▸ WHAT THE EXERCISE ASKS:
Could you copy out every line of the items below word for word, omitting the pictures?

▸ MATERIAL FOR THIS EXERCISE:
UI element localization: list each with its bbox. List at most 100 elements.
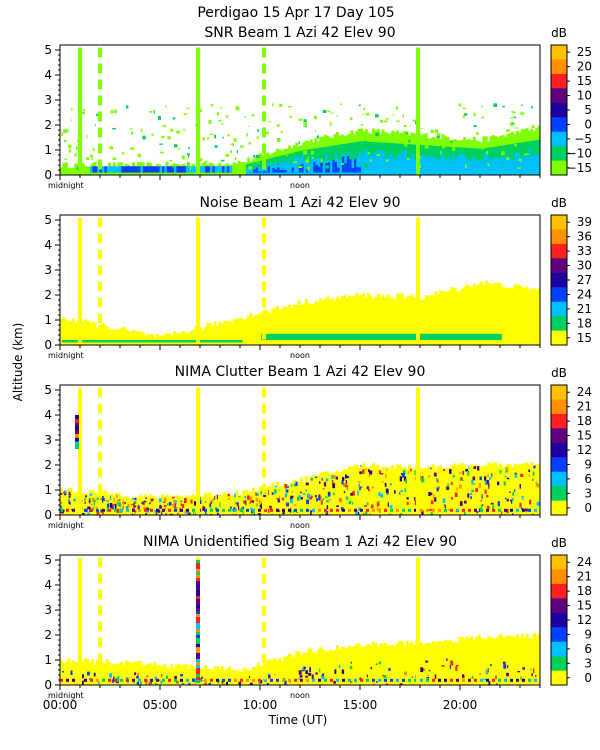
speckle — [84, 508, 87, 512]
speckle — [151, 133, 154, 136]
speckle — [490, 502, 493, 504]
speckle — [441, 665, 445, 667]
heat-column — [199, 495, 203, 515]
speckle — [336, 115, 339, 117]
colorbar-unit: dB — [551, 536, 567, 550]
speckle — [476, 132, 479, 135]
colorbar-label: 24 — [577, 385, 592, 399]
heat-column — [350, 333, 353, 341]
heat-column — [160, 340, 164, 343]
heat-column — [254, 492, 258, 515]
heat-column — [199, 327, 203, 345]
heat-column — [278, 333, 281, 341]
heat-column — [244, 668, 248, 685]
speckle — [182, 129, 186, 131]
speckle — [134, 505, 137, 508]
heat-column — [64, 319, 68, 345]
speckle — [318, 508, 321, 512]
speckle — [177, 512, 179, 515]
speckle — [427, 674, 430, 676]
speckle — [75, 445, 79, 449]
heat-column — [250, 168, 254, 175]
heat-column — [266, 310, 270, 345]
speckle — [192, 508, 195, 512]
speckle — [214, 134, 217, 139]
heat-column — [520, 634, 524, 685]
heat-column — [338, 472, 342, 515]
heat-column — [100, 340, 104, 343]
speckle — [394, 490, 396, 494]
speckle — [114, 503, 117, 509]
speckle — [481, 494, 483, 499]
heat-column — [153, 662, 157, 685]
heat-column — [314, 653, 318, 685]
heat-column — [340, 647, 344, 685]
heat-column — [153, 496, 157, 515]
speckle — [351, 156, 355, 160]
colorbar-label: 20 — [577, 60, 592, 74]
heat-column — [210, 340, 214, 343]
heat-column — [262, 170, 266, 173]
speckle — [76, 166, 79, 171]
speckle — [520, 112, 525, 115]
panel-title: NIMA Unidentified Sig Beam 1 Azi 42 Elev… — [143, 534, 457, 550]
speckle — [196, 596, 200, 599]
heat-column — [182, 664, 186, 685]
speckle — [148, 111, 153, 113]
heat-column — [450, 146, 453, 175]
heat-column — [501, 286, 505, 345]
speckle — [395, 106, 399, 110]
speckle — [314, 115, 317, 120]
speckle — [196, 605, 200, 608]
colorbar-swatch — [551, 131, 567, 147]
speckle — [383, 675, 387, 678]
speckle — [175, 507, 178, 509]
heat-column — [369, 466, 373, 515]
heat-column — [81, 340, 85, 343]
heat-column — [177, 334, 181, 345]
heat-column — [276, 660, 279, 685]
speckle — [330, 678, 333, 682]
speckle — [478, 483, 481, 488]
speckle — [519, 132, 522, 137]
speckle — [532, 471, 535, 476]
heat-column — [367, 644, 371, 685]
speckle — [76, 146, 78, 150]
speckle — [297, 496, 300, 501]
speckle — [204, 508, 207, 512]
speckle — [137, 673, 139, 678]
heat-column — [174, 340, 178, 343]
heat-column — [345, 469, 349, 515]
heat-column — [366, 150, 369, 175]
speckle — [378, 661, 382, 665]
heat-column — [336, 645, 339, 685]
heat-column — [475, 285, 479, 345]
figure-title: Perdigao 15 Apr 17 Day 105 — [197, 5, 394, 21]
speckle — [196, 569, 200, 572]
speckle — [329, 121, 332, 126]
heat-column — [456, 291, 459, 345]
heat-column — [520, 464, 524, 515]
speckle — [484, 160, 487, 162]
speckle — [133, 513, 136, 515]
y-tick-label: 1 — [44, 143, 52, 157]
speckle — [528, 469, 531, 473]
heat-column — [496, 282, 500, 345]
speckle — [96, 678, 99, 682]
heat-column — [512, 160, 516, 175]
heat-column — [280, 660, 284, 685]
colorbar-label: 6 — [584, 642, 592, 656]
heat-column — [292, 479, 296, 515]
speckle — [355, 681, 357, 683]
speckle — [210, 508, 213, 512]
speckle — [167, 503, 169, 506]
heat-column — [100, 491, 104, 515]
speckle — [61, 132, 64, 136]
heat-column — [148, 663, 152, 685]
speckle — [199, 109, 203, 112]
heat-column — [91, 659, 95, 685]
y-tick-label: 2 — [44, 288, 52, 302]
heat-column — [350, 296, 354, 345]
speckle — [318, 496, 321, 501]
heat-column — [150, 340, 154, 343]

▸ EXERCISE OUTPUT:
UI element localization: list each with its bbox. List at most 100 elements.
speckle — [84, 508, 87, 512]
speckle — [151, 133, 154, 136]
speckle — [490, 502, 493, 504]
speckle — [441, 665, 445, 667]
heat-column — [199, 495, 203, 515]
speckle — [336, 115, 339, 117]
colorbar-unit: dB — [551, 536, 567, 550]
speckle — [476, 132, 479, 135]
colorbar-label: 24 — [577, 385, 592, 399]
heat-column — [350, 333, 353, 341]
heat-column — [160, 340, 164, 343]
heat-column — [254, 492, 258, 515]
heat-column — [199, 327, 203, 345]
heat-column — [278, 333, 281, 341]
heat-column — [244, 668, 248, 685]
speckle — [182, 129, 186, 131]
speckle — [134, 505, 137, 508]
heat-column — [64, 319, 68, 345]
speckle — [318, 508, 321, 512]
speckle — [177, 512, 179, 515]
speckle — [427, 674, 430, 676]
speckle — [75, 445, 79, 449]
heat-column — [250, 168, 254, 175]
heat-column — [266, 310, 270, 345]
speckle — [192, 508, 195, 512]
speckle — [214, 134, 217, 139]
heat-column — [520, 634, 524, 685]
heat-column — [338, 472, 342, 515]
heat-column — [100, 340, 104, 343]
speckle — [394, 490, 396, 494]
speckle — [114, 503, 117, 509]
speckle — [481, 494, 483, 499]
heat-column — [153, 662, 157, 685]
heat-column — [314, 653, 318, 685]
heat-column — [340, 647, 344, 685]
heat-column — [153, 496, 157, 515]
speckle — [351, 156, 355, 160]
colorbar-label: 20 — [577, 60, 592, 74]
heat-column — [210, 340, 214, 343]
heat-column — [262, 170, 266, 173]
speckle — [76, 166, 79, 171]
speckle — [520, 112, 525, 115]
panel-title: NIMA Unidentified Sig Beam 1 Azi 42 Elev… — [143, 534, 457, 550]
speckle — [196, 596, 200, 599]
heat-column — [182, 664, 186, 685]
speckle — [148, 111, 153, 113]
heat-column — [450, 146, 453, 175]
heat-column — [501, 286, 505, 345]
speckle — [395, 106, 399, 110]
speckle — [314, 115, 317, 120]
speckle — [196, 605, 200, 608]
colorbar-swatch — [551, 131, 567, 147]
speckle — [383, 675, 387, 678]
speckle — [175, 507, 178, 509]
heat-column — [369, 466, 373, 515]
heat-column — [81, 340, 85, 343]
heat-column — [177, 334, 181, 345]
heat-column — [276, 660, 279, 685]
speckle — [330, 678, 333, 682]
speckle — [478, 483, 481, 488]
speckle — [519, 132, 522, 137]
speckle — [532, 471, 535, 476]
heat-column — [367, 644, 371, 685]
speckle — [76, 146, 78, 150]
speckle — [297, 496, 300, 501]
speckle — [204, 508, 207, 512]
speckle — [137, 673, 139, 678]
heat-column — [174, 340, 178, 343]
heat-column — [345, 469, 349, 515]
heat-column — [366, 150, 369, 175]
speckle — [378, 661, 382, 665]
heat-column — [336, 645, 339, 685]
heat-column — [475, 285, 479, 345]
figure-title: Perdigao 15 Apr 17 Day 105 — [197, 5, 394, 21]
speckle — [196, 569, 200, 572]
speckle — [329, 121, 332, 126]
heat-column — [456, 291, 459, 345]
heat-column — [520, 464, 524, 515]
speckle — [484, 160, 487, 162]
speckle — [133, 513, 136, 515]
y-tick-label: 1 — [44, 143, 52, 157]
speckle — [528, 469, 531, 473]
heat-column — [496, 282, 500, 345]
speckle — [96, 678, 99, 682]
heat-column — [512, 160, 516, 175]
heat-column — [280, 660, 284, 685]
colorbar-label: 6 — [584, 642, 592, 656]
heat-column — [292, 479, 296, 515]
speckle — [355, 681, 357, 683]
speckle — [210, 508, 213, 512]
speckle — [167, 503, 169, 506]
heat-column — [100, 491, 104, 515]
speckle — [61, 132, 64, 136]
heat-column — [148, 663, 152, 685]
speckle — [199, 109, 203, 112]
heat-column — [91, 659, 95, 685]
y-tick-label: 2 — [44, 288, 52, 302]
heat-column — [350, 296, 354, 345]
speckle — [318, 496, 321, 501]
heat-column — [150, 340, 154, 343]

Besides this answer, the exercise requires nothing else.